* [Task brief]: Copy every line from the material below that holds "帮助提升当地医务人员技术水平".

* [Input material]:
☆ ☆ ☆
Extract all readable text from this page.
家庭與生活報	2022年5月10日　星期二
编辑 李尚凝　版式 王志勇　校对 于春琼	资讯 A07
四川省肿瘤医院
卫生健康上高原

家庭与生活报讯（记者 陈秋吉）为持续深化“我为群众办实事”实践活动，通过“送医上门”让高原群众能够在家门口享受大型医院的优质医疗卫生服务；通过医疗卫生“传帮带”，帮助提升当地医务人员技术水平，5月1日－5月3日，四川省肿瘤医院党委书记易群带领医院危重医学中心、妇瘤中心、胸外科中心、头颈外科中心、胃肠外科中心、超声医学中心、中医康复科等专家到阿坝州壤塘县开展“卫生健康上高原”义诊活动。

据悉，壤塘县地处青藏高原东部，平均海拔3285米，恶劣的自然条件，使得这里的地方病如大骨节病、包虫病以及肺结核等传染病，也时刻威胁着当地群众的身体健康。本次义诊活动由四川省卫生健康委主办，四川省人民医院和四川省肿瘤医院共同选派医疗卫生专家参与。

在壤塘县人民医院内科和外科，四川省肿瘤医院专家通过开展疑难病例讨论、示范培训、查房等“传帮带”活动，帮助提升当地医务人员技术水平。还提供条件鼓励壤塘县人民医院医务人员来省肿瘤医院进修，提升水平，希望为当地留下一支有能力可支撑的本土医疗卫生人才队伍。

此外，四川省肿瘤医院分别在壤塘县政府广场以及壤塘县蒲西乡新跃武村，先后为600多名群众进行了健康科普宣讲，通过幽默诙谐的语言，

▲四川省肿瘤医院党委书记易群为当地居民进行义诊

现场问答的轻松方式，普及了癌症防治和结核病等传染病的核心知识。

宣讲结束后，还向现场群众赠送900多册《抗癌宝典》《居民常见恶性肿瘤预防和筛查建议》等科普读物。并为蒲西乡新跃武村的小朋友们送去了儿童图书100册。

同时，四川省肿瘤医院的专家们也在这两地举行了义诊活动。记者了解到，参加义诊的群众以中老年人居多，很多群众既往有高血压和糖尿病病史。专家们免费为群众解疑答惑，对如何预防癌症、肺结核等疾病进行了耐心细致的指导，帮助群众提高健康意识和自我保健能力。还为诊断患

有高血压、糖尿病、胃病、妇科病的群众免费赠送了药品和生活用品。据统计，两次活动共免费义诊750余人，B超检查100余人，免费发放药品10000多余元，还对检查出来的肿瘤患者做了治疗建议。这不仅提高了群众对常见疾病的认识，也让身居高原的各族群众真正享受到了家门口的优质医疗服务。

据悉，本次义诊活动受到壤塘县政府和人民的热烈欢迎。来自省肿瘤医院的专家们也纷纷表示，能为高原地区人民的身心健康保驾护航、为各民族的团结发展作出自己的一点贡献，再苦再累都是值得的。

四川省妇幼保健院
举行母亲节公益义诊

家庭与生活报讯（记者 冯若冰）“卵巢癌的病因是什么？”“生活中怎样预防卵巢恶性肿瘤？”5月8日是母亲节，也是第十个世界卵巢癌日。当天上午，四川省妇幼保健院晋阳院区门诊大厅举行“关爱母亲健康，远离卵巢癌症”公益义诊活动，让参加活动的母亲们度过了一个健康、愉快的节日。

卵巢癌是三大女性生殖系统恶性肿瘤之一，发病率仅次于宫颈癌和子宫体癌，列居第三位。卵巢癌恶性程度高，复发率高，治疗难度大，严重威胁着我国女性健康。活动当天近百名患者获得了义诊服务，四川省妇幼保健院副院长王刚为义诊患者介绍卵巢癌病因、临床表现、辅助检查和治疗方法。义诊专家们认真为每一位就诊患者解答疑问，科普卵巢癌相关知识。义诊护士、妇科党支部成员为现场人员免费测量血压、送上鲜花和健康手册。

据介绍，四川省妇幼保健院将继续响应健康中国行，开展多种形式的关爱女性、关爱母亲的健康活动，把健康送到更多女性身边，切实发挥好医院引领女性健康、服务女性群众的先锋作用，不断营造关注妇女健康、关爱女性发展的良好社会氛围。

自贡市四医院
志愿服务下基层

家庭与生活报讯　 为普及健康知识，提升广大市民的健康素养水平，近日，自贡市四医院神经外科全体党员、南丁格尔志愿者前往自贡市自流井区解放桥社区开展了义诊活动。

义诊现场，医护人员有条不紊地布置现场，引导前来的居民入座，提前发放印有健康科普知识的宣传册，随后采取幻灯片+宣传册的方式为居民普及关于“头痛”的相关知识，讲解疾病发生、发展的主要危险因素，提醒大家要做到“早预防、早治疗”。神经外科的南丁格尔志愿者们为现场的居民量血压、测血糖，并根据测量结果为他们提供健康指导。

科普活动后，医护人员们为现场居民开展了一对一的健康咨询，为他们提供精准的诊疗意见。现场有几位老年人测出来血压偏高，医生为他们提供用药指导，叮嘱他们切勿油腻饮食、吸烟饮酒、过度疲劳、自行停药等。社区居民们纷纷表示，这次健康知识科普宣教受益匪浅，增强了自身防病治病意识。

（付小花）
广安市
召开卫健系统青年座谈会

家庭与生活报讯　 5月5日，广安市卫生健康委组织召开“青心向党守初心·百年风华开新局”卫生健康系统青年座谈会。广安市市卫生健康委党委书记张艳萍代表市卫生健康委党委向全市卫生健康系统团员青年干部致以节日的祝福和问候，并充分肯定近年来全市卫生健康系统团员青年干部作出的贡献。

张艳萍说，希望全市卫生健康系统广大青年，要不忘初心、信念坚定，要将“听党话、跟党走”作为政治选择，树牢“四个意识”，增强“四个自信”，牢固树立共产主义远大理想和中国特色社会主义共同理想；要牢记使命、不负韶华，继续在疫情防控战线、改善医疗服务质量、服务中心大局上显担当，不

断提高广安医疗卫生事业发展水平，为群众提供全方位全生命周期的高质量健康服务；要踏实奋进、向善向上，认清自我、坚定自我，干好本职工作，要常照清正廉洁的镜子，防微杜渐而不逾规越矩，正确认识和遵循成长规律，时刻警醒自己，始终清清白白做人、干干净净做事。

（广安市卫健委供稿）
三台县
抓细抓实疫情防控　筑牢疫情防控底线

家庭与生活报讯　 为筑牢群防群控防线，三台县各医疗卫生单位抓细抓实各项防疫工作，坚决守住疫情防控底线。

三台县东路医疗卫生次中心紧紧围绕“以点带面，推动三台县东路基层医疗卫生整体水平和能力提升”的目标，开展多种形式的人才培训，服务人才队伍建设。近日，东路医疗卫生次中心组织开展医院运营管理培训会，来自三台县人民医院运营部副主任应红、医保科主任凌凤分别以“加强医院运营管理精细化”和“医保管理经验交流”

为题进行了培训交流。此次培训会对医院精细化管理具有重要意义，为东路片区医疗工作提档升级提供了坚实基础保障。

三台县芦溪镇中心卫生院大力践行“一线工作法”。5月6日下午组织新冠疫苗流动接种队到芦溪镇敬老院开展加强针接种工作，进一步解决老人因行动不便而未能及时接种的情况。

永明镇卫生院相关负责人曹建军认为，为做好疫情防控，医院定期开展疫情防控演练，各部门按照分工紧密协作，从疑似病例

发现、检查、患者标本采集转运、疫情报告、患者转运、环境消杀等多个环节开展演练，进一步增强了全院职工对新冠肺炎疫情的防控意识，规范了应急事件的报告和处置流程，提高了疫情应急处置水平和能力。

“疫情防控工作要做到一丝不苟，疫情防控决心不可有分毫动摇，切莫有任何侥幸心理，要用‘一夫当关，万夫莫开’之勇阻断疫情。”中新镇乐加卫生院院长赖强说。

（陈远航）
☆ ☆ ☆
* [Task answer]:
家庭与生活报讯（记者 陈秋吉）为持续深化“我为群众办实事”实践活动，通过“送医上门”让高原群众能够在家门口享受大型医院的优质医疗卫生服务；通过医疗卫生“传帮带”，帮助提升当地医务人员技术水平，5月1日－5月3日，四川省肿瘤医院党委书记易群带领医院危重医学中心、妇瘤中心、胸外科中心、头颈外科中心、胃肠外科中心、超声医学中心、中医康复科等专家到阿坝州壤塘县开展“卫生健康上高原”义诊活动。
在壤塘县人民医院内科和外科，四川省肿瘤医院专家通过开展疑难病例讨论、示范培训、查房等“传帮带”活动，帮助提升当地医务人员技术水平。还提供条件鼓励壤塘县人民医院医务人员来省肿瘤医院进修，提升水平，希望为当地留下一支有能力可支撑的本土医疗卫生人才队伍。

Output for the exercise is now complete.